══ Brano selezionato
La Pedagogia non agisce direttamente sul bambino, non ricorre alle camicie di forza fisiche – l’immobilità del “bambino di gesso” – o alle camicie di forza chimiche – le anfetamine – per bloccarlo e stordirlo.
Da un carcere all’altro, “cucciolo della specie umana” e tu ti agiti sempre di più, ma senza libertà di movimento il pensiero non c’è, condannato ad un’esasperata ed esasperante agitazione.
Ma se tu ti agiti, sei un “ADHD”! [l’ADHD è il disturbo da deficit dell’attenzione e iperattività, N.d.R.]. Meglio chiudersi e proteggersi dietro uno schermo.
════
• **Attività da svolgere**
A) Secondo il brano, a quale disturbo corrisponde la sigla ADHD?
B) Riporti tutte le espressioni che nel brano compaiono tra virgolette.
C) Scriva il seguito del brano sulla pedagogia dopo la sua ultima frase.
══ Informazioni estratte
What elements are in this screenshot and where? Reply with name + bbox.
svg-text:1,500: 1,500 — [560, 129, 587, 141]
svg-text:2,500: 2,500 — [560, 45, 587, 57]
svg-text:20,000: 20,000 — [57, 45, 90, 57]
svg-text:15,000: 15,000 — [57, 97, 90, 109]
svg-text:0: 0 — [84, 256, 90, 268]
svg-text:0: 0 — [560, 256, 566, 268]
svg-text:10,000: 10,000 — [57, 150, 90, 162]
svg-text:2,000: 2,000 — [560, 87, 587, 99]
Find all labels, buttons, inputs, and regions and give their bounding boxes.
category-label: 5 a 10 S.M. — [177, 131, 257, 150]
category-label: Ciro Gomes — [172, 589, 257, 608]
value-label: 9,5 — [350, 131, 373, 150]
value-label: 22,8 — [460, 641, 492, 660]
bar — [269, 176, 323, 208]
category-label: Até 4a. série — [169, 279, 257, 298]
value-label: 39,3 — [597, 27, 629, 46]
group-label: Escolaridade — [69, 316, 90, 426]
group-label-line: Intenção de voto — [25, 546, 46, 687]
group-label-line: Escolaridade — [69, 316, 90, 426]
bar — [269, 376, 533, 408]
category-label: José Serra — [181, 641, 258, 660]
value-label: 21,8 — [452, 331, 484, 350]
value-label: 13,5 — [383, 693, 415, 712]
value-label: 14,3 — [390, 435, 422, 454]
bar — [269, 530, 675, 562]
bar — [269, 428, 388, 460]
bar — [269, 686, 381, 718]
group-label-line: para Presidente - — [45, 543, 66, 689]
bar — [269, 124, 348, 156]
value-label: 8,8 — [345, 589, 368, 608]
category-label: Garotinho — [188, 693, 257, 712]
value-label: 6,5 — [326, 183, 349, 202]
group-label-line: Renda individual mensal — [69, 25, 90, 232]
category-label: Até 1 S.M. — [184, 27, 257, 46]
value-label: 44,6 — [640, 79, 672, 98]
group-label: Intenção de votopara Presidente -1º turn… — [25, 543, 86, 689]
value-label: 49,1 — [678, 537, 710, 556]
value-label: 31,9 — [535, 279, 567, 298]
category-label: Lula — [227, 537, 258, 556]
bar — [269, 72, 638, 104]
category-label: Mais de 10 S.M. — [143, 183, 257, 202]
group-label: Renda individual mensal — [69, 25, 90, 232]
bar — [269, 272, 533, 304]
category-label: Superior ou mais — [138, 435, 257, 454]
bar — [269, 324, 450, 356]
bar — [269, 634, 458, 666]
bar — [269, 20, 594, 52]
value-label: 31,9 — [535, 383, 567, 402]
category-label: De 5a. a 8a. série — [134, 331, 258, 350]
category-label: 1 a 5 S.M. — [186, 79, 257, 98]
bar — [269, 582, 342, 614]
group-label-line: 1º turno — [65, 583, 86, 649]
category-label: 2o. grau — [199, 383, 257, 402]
════
• **Risultati per attività**
A) Al disturbo da deficit dell’attenzione e iperattività.

B) bambino di gesso; cucciolo della specie umana; ADHD

C)
Noi Educatori e Pedagogisti li conosciamo bene questi ragazzi con l’argento vivo addosso e pensiamo che i bambini devono avere l’argento vivo addosso, altrimenti sono dei vegetali.
Allora “liberare il movimento per liberare l’infanzia e mobilitare il pensiero logico e creativo”, perché un bambino sano dice: «Se dovevo stare fermo nascevo albero».
Ripartiamo dai nostri ragazzi, rispettando il loro tempo, come una madre saggia che guarda in silenzio il proprio figlio andare via, in cerca della sua strada.